▶ [Exercise instructions]: Write out every line of the material below character for character, with nothing changed, added, or left out.

▶ [Data lines]:
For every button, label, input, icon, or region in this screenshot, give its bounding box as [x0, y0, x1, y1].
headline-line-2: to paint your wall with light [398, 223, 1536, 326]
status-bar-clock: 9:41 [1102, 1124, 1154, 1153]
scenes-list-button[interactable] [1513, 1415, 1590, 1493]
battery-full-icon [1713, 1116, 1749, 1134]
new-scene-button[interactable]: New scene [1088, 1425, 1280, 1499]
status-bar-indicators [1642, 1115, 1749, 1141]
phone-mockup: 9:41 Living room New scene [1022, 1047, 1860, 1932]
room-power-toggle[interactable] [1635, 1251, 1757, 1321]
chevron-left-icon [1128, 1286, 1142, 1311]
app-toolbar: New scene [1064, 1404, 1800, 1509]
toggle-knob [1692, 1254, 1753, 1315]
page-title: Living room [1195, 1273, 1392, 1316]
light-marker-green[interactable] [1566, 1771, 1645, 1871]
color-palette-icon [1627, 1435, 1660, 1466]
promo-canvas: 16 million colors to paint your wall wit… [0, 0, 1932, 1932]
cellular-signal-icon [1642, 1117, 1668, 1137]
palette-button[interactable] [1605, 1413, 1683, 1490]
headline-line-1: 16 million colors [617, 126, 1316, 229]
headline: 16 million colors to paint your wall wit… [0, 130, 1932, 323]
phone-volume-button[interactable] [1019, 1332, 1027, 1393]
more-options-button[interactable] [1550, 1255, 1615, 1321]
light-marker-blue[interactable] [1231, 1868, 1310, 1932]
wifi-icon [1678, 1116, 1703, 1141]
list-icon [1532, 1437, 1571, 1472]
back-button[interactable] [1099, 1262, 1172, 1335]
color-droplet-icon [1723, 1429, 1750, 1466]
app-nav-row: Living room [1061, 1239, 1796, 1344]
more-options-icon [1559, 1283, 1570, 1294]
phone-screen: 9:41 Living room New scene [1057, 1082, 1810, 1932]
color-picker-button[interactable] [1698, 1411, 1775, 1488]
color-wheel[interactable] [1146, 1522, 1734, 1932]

▶ [Solution to this exercise]:
For every button, label, input, icon, or region in this screenshot, give its bounding box as [x0, y0, x1, y1].
headline-line-2: to paint your wall with light [398, 223, 1536, 326]
status-bar-clock: 9:41 [1102, 1124, 1154, 1153]
scenes-list-button[interactable] [1513, 1415, 1590, 1493]
battery-full-icon [1713, 1116, 1749, 1134]
new-scene-button[interactable]: New scene [1088, 1425, 1280, 1499]
status-bar-indicators [1642, 1115, 1749, 1141]
phone-mockup: 9:41 Living room New scene [1022, 1047, 1860, 1932]
room-power-toggle[interactable] [1635, 1251, 1757, 1321]
chevron-left-icon [1128, 1286, 1142, 1311]
app-toolbar: New scene [1064, 1404, 1800, 1509]
toggle-knob [1692, 1254, 1753, 1315]
page-title: Living room [1195, 1273, 1392, 1316]
light-marker-green[interactable] [1566, 1771, 1645, 1871]
color-palette-icon [1627, 1435, 1660, 1466]
promo-canvas: 16 million colors to paint your wall wit… [0, 0, 1932, 1932]
cellular-signal-icon [1642, 1117, 1668, 1137]
palette-button[interactable] [1605, 1413, 1683, 1490]
headline-line-1: 16 million colors [617, 126, 1316, 229]
headline: 16 million colors to paint your wall wit… [0, 130, 1932, 323]
phone-volume-button[interactable] [1019, 1332, 1027, 1393]
more-options-button[interactable] [1550, 1255, 1615, 1321]
light-marker-blue[interactable] [1231, 1868, 1310, 1932]
wifi-icon [1678, 1116, 1703, 1141]
list-icon [1532, 1437, 1571, 1472]
back-button[interactable] [1099, 1262, 1172, 1335]
color-droplet-icon [1723, 1429, 1750, 1466]
app-nav-row: Living room [1061, 1239, 1796, 1344]
more-options-icon [1559, 1283, 1570, 1294]
phone-screen: 9:41 Living room New scene [1057, 1082, 1810, 1932]
color-picker-button[interactable] [1698, 1411, 1775, 1488]
color-wheel[interactable] [1146, 1522, 1734, 1932]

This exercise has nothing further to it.